### [Records supplied]
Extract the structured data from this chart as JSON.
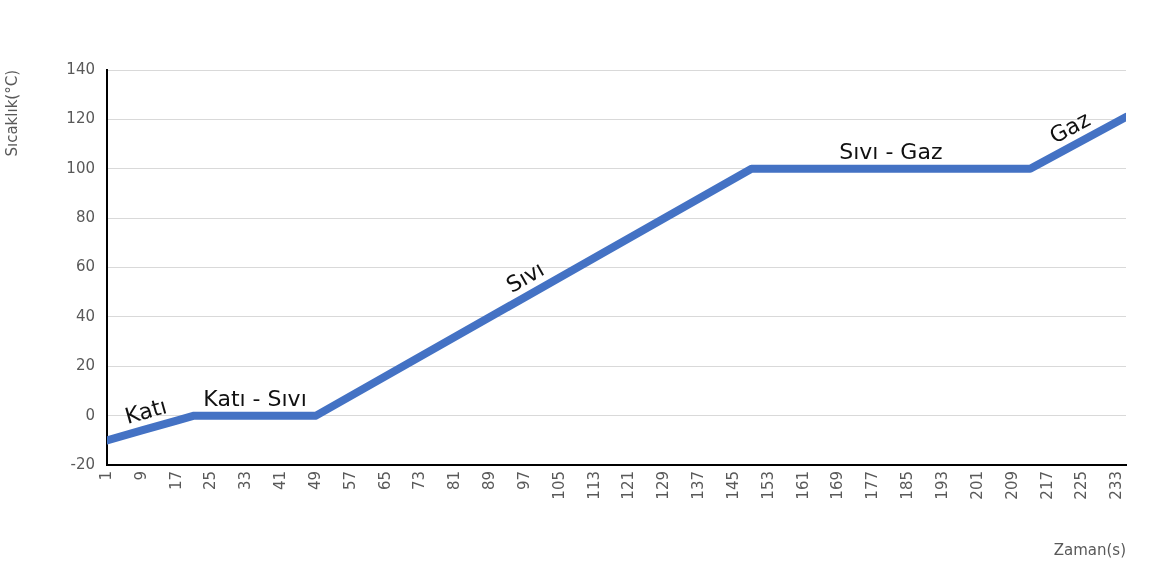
{
  "chart_data": {
    "type": "line",
    "xlabel": "Zaman(s)",
    "ylabel": "Sıcaklık(°C)",
    "x": [
      1,
      9,
      17,
      21,
      49,
      149,
      213,
      235
    ],
    "series": [
      {
        "color": "#4472c4",
        "values": [
          -10,
          -6,
          -2,
          0,
          0,
          100,
          100,
          121
        ]
      }
    ],
    "xlim": [
      1,
      235
    ],
    "xticks": [
      1,
      9,
      17,
      25,
      33,
      41,
      49,
      57,
      65,
      73,
      81,
      89,
      97,
      105,
      113,
      121,
      129,
      137,
      145,
      153,
      161,
      169,
      177,
      185,
      193,
      201,
      209,
      217,
      225,
      233
    ],
    "ylim": [
      -20,
      140
    ],
    "yticks": [
      -20,
      0,
      20,
      40,
      60,
      80,
      100,
      120,
      140
    ],
    "grid": "y",
    "legend": false,
    "marker": "none",
    "line_style": "solid",
    "annotations": [
      "Katı",
      "Katı - Sıvı",
      "Sıvı",
      "Sıvı - Gaz",
      "Gaz"
    ]
  }
}
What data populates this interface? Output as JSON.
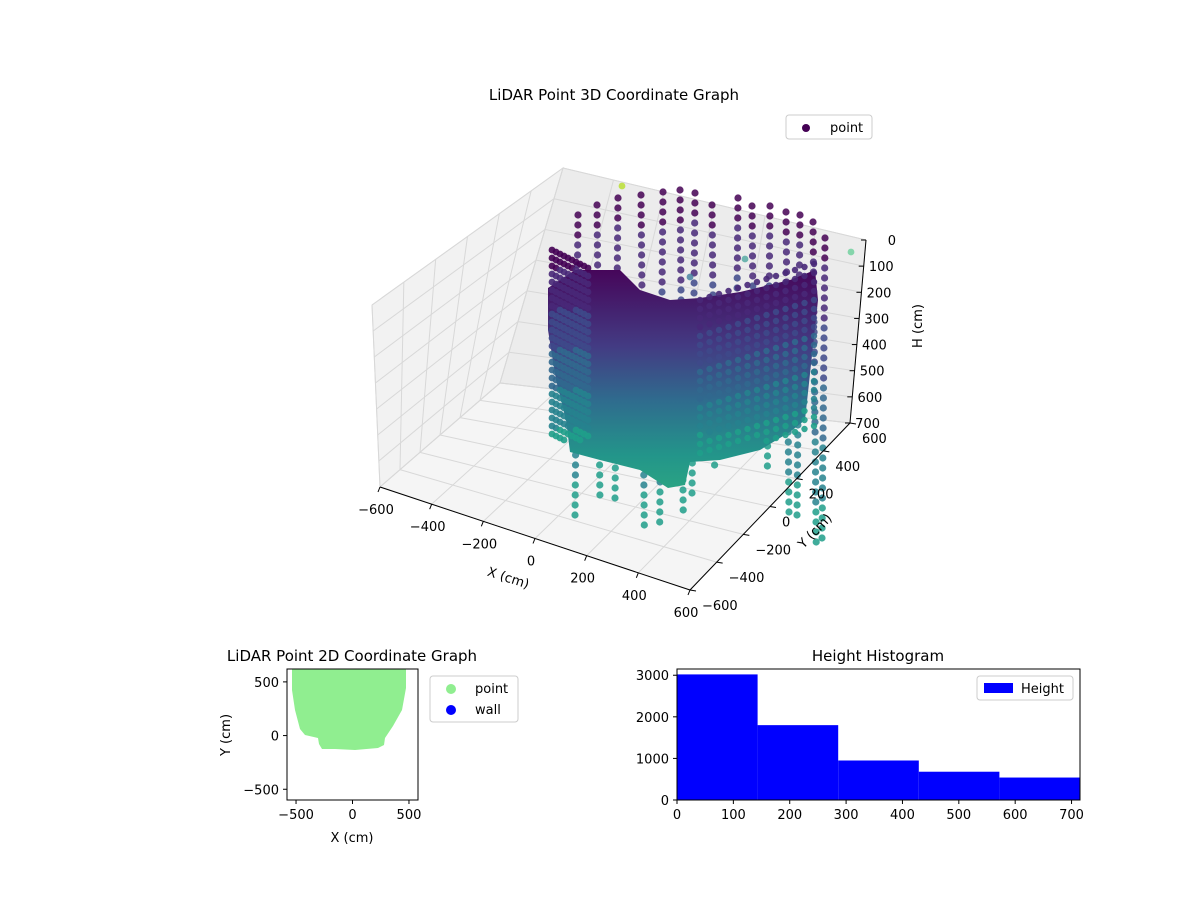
{
  "chart_data": [
    {
      "type": "scatter",
      "title": "LiDAR Point 3D Coordinate Graph",
      "xlabel": "X (cm)",
      "ylabel": "Y (cm)",
      "zlabel": "H (cm)",
      "xlim": [
        -600,
        600
      ],
      "ylim": [
        -600,
        600
      ],
      "zlim": [
        0,
        700
      ],
      "z_inverted": true,
      "x_ticks": [
        "−600",
        "−400",
        "−200",
        "0",
        "200",
        "400",
        "600"
      ],
      "y_ticks": [
        "−600",
        "−400",
        "−200",
        "0",
        "200",
        "400",
        "600"
      ],
      "z_ticks": [
        "0",
        "100",
        "200",
        "300",
        "400",
        "500",
        "600",
        "700"
      ],
      "colormap": "viridis",
      "grid": true,
      "legend": {
        "position": "top-right",
        "entries": [
          {
            "label": "point",
            "color": "#440154"
          }
        ]
      },
      "series": [
        {
          "name": "point"
        }
      ]
    },
    {
      "type": "scatter",
      "title": "LiDAR Point 2D Coordinate Graph",
      "xlabel": "X (cm)",
      "ylabel": "Y (cm)",
      "xlim": [
        -580,
        580
      ],
      "ylim": [
        -600,
        620
      ],
      "x_ticks": [
        "−500",
        "0",
        "500"
      ],
      "y_ticks": [
        "−500",
        "0",
        "500"
      ],
      "legend": {
        "position": "outside-right",
        "entries": [
          {
            "label": "point",
            "color": "#90ee90"
          },
          {
            "label": "wall",
            "color": "#0000ff"
          }
        ]
      },
      "series": [
        {
          "name": "point",
          "color": "#90ee90"
        },
        {
          "name": "wall",
          "color": "#0000ff"
        }
      ]
    },
    {
      "type": "bar",
      "title": "Height Histogram",
      "xlim": [
        0,
        715
      ],
      "ylim": [
        0,
        3150
      ],
      "x_ticks": [
        "0",
        "100",
        "200",
        "300",
        "400",
        "500",
        "600",
        "700"
      ],
      "y_ticks": [
        "0",
        "1000",
        "2000",
        "3000"
      ],
      "bin_edges": [
        0,
        143,
        286,
        429,
        572,
        715
      ],
      "values": [
        3020,
        1800,
        950,
        680,
        540
      ],
      "legend": {
        "position": "top-right",
        "entries": [
          {
            "label": "Height",
            "color": "#0000ff"
          }
        ]
      },
      "series": [
        {
          "name": "Height",
          "color": "#0000ff"
        }
      ]
    }
  ]
}
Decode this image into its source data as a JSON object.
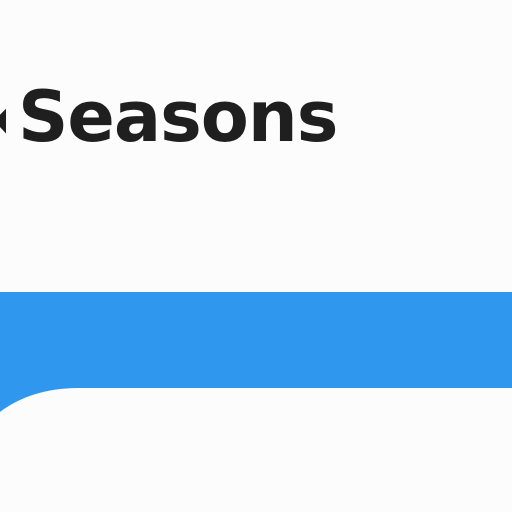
{
  "page": {
    "title_fragment": "k",
    "title": "Seasons"
  },
  "colors": {
    "background": "#fcfcfc",
    "accent": "#2f98ee",
    "text": "#1f1f1f"
  }
}
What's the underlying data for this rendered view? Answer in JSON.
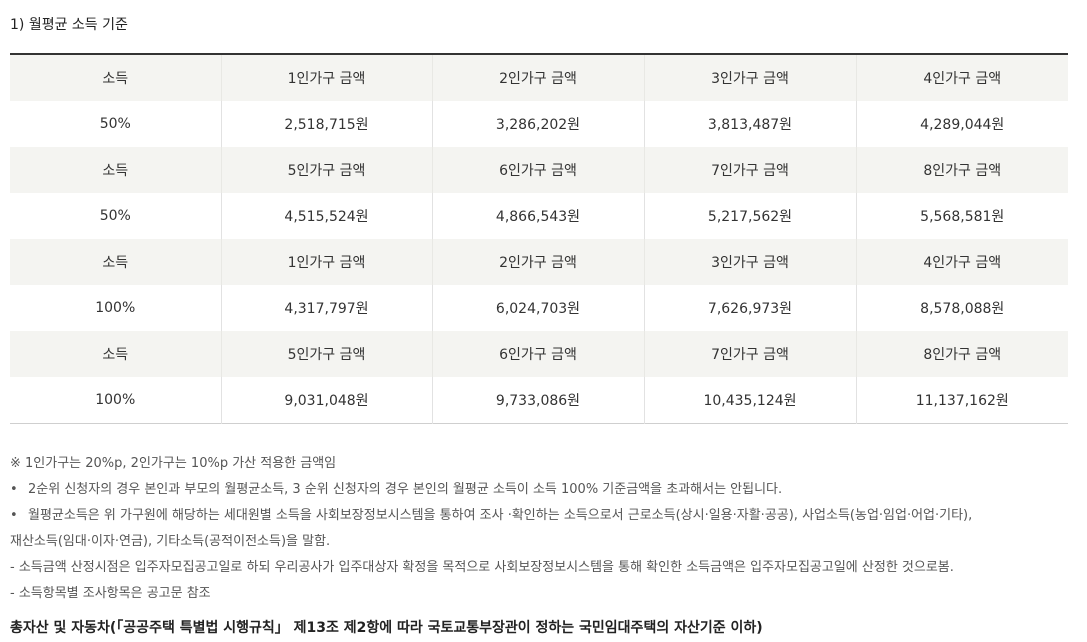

### [Problem to work on]
Restate the full listing verbatim and drop every picture.

### [Response]
Extract the structured data from this chart as JSON.
{
  "chart_data": {
    "type": "line",
    "xlabel": "Zaman(s)",
    "ylabel": "Sıcaklık(°C)",
    "x": [
      1,
      9,
      17,
      21,
      49,
      149,
      213,
      235
    ],
    "series": [
      {
        "color": "#4472c4",
        "values": [
          -10,
          -6,
          -2,
          0,
          0,
          100,
          100,
          121
        ]
      }
    ],
    "xlim": [
      1,
      235
    ],
    "xticks": [
      1,
      9,
      17,
      25,
      33,
      41,
      49,
      57,
      65,
      73,
      81,
      89,
      97,
      105,
      113,
      121,
      129,
      137,
      145,
      153,
      161,
      169,
      177,
      185,
      193,
      201,
      209,
      217,
      225,
      233
    ],
    "ylim": [
      -20,
      140
    ],
    "yticks": [
      -20,
      0,
      20,
      40,
      60,
      80,
      100,
      120,
      140
    ],
    "grid": "y",
    "legend": false,
    "marker": "none",
    "line_style": "solid",
    "annotations": [
      "Katı",
      "Katı - Sıvı",
      "Sıvı",
      "Sıvı - Gaz",
      "Gaz"
    ]
  }
}
What data populates this interface? Output as JSON.
{
  "chart_data": [
    {
      "type": "scatter",
      "title": "LiDAR Point 3D Coordinate Graph",
      "xlabel": "X (cm)",
      "ylabel": "Y (cm)",
      "zlabel": "H (cm)",
      "xlim": [
        -600,
        600
      ],
      "ylim": [
        -600,
        600
      ],
      "zlim": [
        0,
        700
      ],
      "z_inverted": true,
      "x_ticks": [
        "−600",
        "−400",
        "−200",
        "0",
        "200",
        "400",
        "600"
      ],
      "y_ticks": [
        "−600",
        "−400",
        "−200",
        "0",
        "200",
        "400",
        "600"
      ],
      "z_ticks": [
        "0",
        "100",
        "200",
        "300",
        "400",
        "500",
        "600",
        "700"
      ],
      "colormap": "viridis",
      "grid": true,
      "legend": {
        "position": "top-right",
        "entries": [
          {
            "label": "point",
            "color": "#440154"
          }
        ]
      },
      "series": [
        {
          "name": "point"
        }
      ]
    },
    {
      "type": "scatter",
      "title": "LiDAR Point 2D Coordinate Graph",
      "xlabel": "X (cm)",
      "ylabel": "Y (cm)",
      "xlim": [
        -580,
        580
      ],
      "ylim": [
        -600,
        620
      ],
      "x_ticks": [
        "−500",
        "0",
        "500"
      ],
      "y_ticks": [
        "−500",
        "0",
        "500"
      ],
      "legend": {
        "position": "outside-right",
        "entries": [
          {
            "label": "point",
            "color": "#90ee90"
          },
          {
            "label": "wall",
            "color": "#0000ff"
          }
        ]
      },
      "series": [
        {
          "name": "point",
          "color": "#90ee90"
        },
        {
          "name": "wall",
          "color": "#0000ff"
        }
      ]
    },
    {
      "type": "bar",
      "title": "Height Histogram",
      "xlim": [
        0,
        715
      ],
      "ylim": [
        0,
        3150
      ],
      "x_ticks": [
        "0",
        "100",
        "200",
        "300",
        "400",
        "500",
        "600",
        "700"
      ],
      "y_ticks": [
        "0",
        "1000",
        "2000",
        "3000"
      ],
      "bin_edges": [
        0,
        143,
        286,
        429,
        572,
        715
      ],
      "values": [
        3020,
        1800,
        950,
        680,
        540
      ],
      "legend": {
        "position": "top-right",
        "entries": [
          {
            "label": "Height",
            "color": "#0000ff"
          }
        ]
      },
      "series": [
        {
          "name": "Height",
          "color": "#0000ff"
        }
      ]
    }
  ]
}
Decode this image into its source data as a JSON object.
{
  "page": {
    "title_fragment": "k",
    "title": "Seasons"
  },
  "colors": {
    "background": "#fcfcfc",
    "accent": "#2f98ee",
    "text": "#1f1f1f"
  }
}
What's the underlying data for this rendered view? Answer in JSON.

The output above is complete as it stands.